─── Data excerpts

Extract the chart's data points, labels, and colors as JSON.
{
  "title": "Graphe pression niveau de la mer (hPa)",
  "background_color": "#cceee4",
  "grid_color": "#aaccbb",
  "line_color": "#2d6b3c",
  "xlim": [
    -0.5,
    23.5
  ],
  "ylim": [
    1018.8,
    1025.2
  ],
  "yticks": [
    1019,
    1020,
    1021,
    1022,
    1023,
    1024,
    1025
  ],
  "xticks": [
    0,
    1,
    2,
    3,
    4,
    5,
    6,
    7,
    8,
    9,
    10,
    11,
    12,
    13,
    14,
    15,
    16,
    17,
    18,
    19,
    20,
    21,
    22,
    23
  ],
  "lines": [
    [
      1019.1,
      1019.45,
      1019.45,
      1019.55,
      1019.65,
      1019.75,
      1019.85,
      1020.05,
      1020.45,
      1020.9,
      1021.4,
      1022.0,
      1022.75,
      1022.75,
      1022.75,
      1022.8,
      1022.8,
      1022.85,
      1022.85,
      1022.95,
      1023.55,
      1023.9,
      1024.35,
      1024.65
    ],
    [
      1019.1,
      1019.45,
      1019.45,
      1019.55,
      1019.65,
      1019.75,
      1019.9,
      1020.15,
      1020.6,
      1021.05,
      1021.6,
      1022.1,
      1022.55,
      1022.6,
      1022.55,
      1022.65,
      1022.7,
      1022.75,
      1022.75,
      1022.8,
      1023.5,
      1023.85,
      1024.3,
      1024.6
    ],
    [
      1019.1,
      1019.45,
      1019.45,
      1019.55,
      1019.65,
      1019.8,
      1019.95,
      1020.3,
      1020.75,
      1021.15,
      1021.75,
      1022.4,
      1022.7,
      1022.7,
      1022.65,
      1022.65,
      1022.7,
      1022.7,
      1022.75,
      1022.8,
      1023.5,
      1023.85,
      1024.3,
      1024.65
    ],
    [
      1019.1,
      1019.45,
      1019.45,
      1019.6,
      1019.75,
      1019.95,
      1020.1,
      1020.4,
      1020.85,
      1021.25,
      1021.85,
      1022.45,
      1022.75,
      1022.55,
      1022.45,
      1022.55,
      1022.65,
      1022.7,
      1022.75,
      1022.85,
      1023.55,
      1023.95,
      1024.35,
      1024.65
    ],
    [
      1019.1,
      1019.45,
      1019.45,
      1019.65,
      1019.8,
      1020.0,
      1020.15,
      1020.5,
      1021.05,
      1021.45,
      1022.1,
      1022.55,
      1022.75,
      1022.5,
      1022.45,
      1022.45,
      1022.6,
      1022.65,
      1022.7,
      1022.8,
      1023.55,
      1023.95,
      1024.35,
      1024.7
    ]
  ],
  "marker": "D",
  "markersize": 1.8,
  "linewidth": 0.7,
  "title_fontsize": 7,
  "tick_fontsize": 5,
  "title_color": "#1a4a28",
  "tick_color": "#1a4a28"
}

──────
─── Data excerpts

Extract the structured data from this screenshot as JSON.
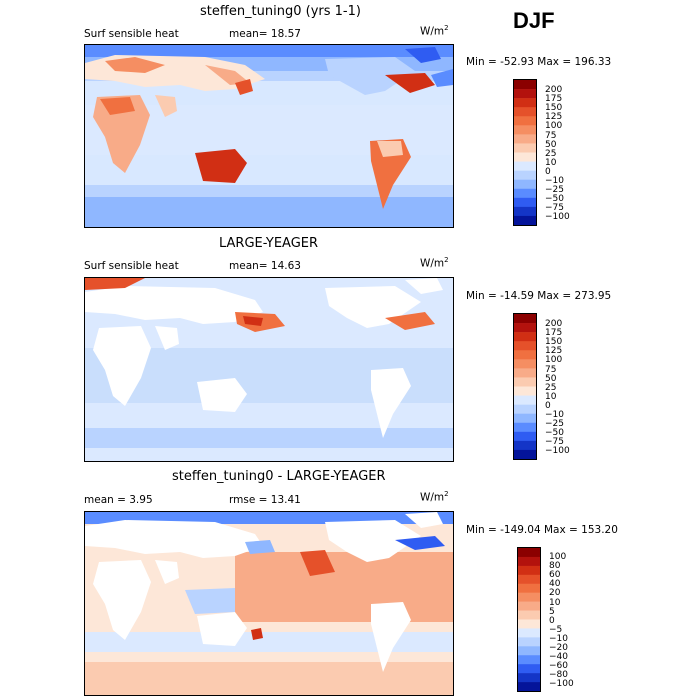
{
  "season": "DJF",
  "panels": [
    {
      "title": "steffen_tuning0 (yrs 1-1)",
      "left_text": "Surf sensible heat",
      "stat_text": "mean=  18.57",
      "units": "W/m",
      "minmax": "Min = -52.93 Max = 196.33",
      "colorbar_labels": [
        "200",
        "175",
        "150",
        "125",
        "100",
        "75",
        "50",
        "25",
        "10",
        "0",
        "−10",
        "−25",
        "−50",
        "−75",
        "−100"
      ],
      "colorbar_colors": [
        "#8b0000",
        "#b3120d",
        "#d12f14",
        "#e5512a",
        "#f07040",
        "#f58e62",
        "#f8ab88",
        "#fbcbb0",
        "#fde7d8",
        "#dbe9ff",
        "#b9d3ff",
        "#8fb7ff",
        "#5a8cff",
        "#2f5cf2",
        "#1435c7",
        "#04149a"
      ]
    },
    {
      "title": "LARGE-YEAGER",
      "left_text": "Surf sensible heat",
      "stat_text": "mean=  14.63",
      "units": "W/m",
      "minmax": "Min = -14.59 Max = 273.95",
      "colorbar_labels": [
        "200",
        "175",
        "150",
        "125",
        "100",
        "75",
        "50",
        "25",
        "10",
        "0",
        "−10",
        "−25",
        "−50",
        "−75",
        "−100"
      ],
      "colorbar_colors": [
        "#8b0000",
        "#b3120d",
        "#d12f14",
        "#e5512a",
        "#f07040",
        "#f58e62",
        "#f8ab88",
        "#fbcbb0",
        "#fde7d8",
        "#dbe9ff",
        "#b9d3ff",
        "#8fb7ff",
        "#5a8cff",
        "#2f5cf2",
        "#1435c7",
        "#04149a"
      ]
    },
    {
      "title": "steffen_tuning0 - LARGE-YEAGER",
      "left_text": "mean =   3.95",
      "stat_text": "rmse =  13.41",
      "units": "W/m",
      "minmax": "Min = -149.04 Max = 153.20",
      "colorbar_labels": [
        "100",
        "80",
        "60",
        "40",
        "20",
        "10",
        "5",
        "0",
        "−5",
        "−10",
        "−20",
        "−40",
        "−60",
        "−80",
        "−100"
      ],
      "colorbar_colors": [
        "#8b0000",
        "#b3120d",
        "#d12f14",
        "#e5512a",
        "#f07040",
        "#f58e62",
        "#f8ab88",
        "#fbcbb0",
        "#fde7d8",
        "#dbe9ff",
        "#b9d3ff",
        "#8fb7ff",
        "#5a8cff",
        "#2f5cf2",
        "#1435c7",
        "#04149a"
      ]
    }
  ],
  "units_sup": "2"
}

──────

What is being asked. Please list every line of the records that contains "LARGE".

The reply.
      "title": "LARGE-YEAGER",
      "title": "steffen_tuning0 - LARGE-YEAGER",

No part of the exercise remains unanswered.